[Dataset items]
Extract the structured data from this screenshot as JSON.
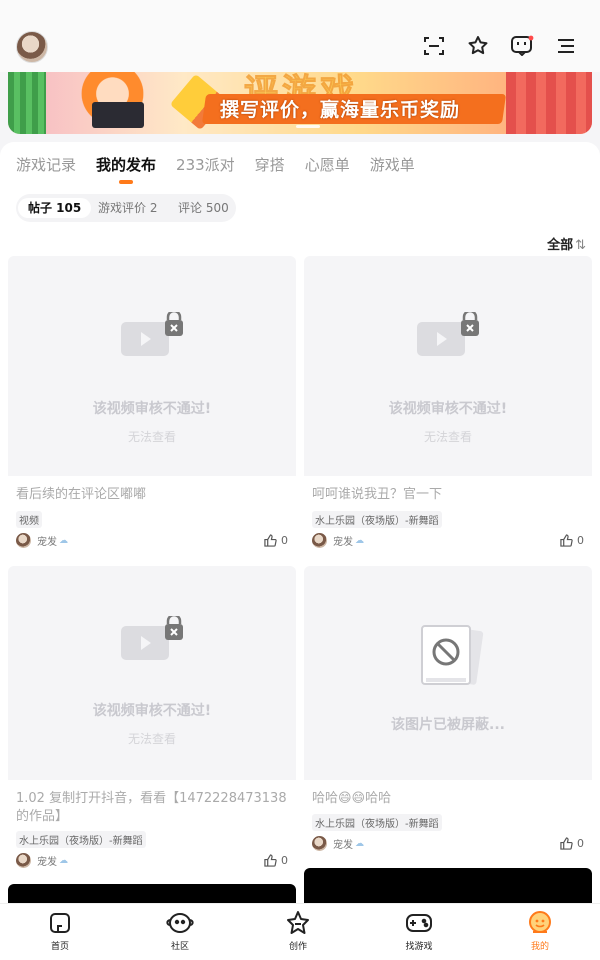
{
  "header": {
    "icons": [
      "scan-icon",
      "star-badge-icon",
      "message-icon",
      "menu-icon"
    ]
  },
  "banner": {
    "headline": "评游戏",
    "text": "撰写评价，赢海量乐币奖励"
  },
  "tabs": [
    {
      "label": "游戏记录"
    },
    {
      "label": "我的发布"
    },
    {
      "label": "233派对"
    },
    {
      "label": "穿搭"
    },
    {
      "label": "心愿单"
    },
    {
      "label": "游戏单"
    }
  ],
  "subtabs": [
    {
      "label": "帖子 105"
    },
    {
      "label": "游戏评价 2"
    },
    {
      "label": "评论 500"
    }
  ],
  "filter": {
    "label": "全部",
    "arrow": "⇅"
  },
  "cards": [
    {
      "blocked_title": "该视频审核不通过!",
      "blocked_sub": "无法查看",
      "title": "看后续的在评论区嘟嘟",
      "tag": "视频",
      "author": "宠发",
      "likes": "0"
    },
    {
      "blocked_title": "该视频审核不通过!",
      "blocked_sub": "无法查看",
      "title": "呵呵谁说我丑？官一下",
      "tag": "水上乐园（夜场版）-新舞蹈",
      "author": "宠发",
      "likes": "0"
    },
    {
      "blocked_title": "该视频审核不通过!",
      "blocked_sub": "无法查看",
      "title": "1.02 复制打开抖音，看看【1472228473138的作品】",
      "tag": "水上乐园（夜场版）-新舞蹈",
      "author": "宠发",
      "likes": "0"
    },
    {
      "blocked_title": "该图片已被屏蔽...",
      "title": "哈哈😄😄哈哈",
      "tag": "水上乐园（夜场版）-新舞蹈",
      "author": "宠发",
      "likes": "0"
    }
  ],
  "nav": [
    {
      "label": "首页",
      "icon": "home-icon"
    },
    {
      "label": "社区",
      "icon": "community-icon"
    },
    {
      "label": "创作",
      "icon": "create-icon"
    },
    {
      "label": "找游戏",
      "icon": "gamepad-icon"
    },
    {
      "label": "我的",
      "icon": "profile-icon"
    }
  ],
  "colors": {
    "accent": "#ff7a1a",
    "muted": "#c9c9cf"
  }
}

**What to do:** In this exercise, set down all of the data exactly, without the pictures.

**Reply:**
Extract the structured data from this screenshot as JSON.
{
  "header": {
    "icons": [
      "scan-icon",
      "star-badge-icon",
      "message-icon",
      "menu-icon"
    ]
  },
  "banner": {
    "headline": "评游戏",
    "text": "撰写评价，赢海量乐币奖励"
  },
  "tabs": [
    {
      "label": "游戏记录"
    },
    {
      "label": "我的发布"
    },
    {
      "label": "233派对"
    },
    {
      "label": "穿搭"
    },
    {
      "label": "心愿单"
    },
    {
      "label": "游戏单"
    }
  ],
  "subtabs": [
    {
      "label": "帖子 105"
    },
    {
      "label": "游戏评价 2"
    },
    {
      "label": "评论 500"
    }
  ],
  "filter": {
    "label": "全部",
    "arrow": "⇅"
  },
  "cards": [
    {
      "blocked_title": "该视频审核不通过!",
      "blocked_sub": "无法查看",
      "title": "看后续的在评论区嘟嘟",
      "tag": "视频",
      "author": "宠发",
      "likes": "0"
    },
    {
      "blocked_title": "该视频审核不通过!",
      "blocked_sub": "无法查看",
      "title": "呵呵谁说我丑？官一下",
      "tag": "水上乐园（夜场版）-新舞蹈",
      "author": "宠发",
      "likes": "0"
    },
    {
      "blocked_title": "该视频审核不通过!",
      "blocked_sub": "无法查看",
      "title": "1.02 复制打开抖音，看看【1472228473138的作品】",
      "tag": "水上乐园（夜场版）-新舞蹈",
      "author": "宠发",
      "likes": "0"
    },
    {
      "blocked_title": "该图片已被屏蔽...",
      "title": "哈哈😄😄哈哈",
      "tag": "水上乐园（夜场版）-新舞蹈",
      "author": "宠发",
      "likes": "0"
    }
  ],
  "nav": [
    {
      "label": "首页",
      "icon": "home-icon"
    },
    {
      "label": "社区",
      "icon": "community-icon"
    },
    {
      "label": "创作",
      "icon": "create-icon"
    },
    {
      "label": "找游戏",
      "icon": "gamepad-icon"
    },
    {
      "label": "我的",
      "icon": "profile-icon"
    }
  ],
  "colors": {
    "accent": "#ff7a1a",
    "muted": "#c9c9cf"
  }
}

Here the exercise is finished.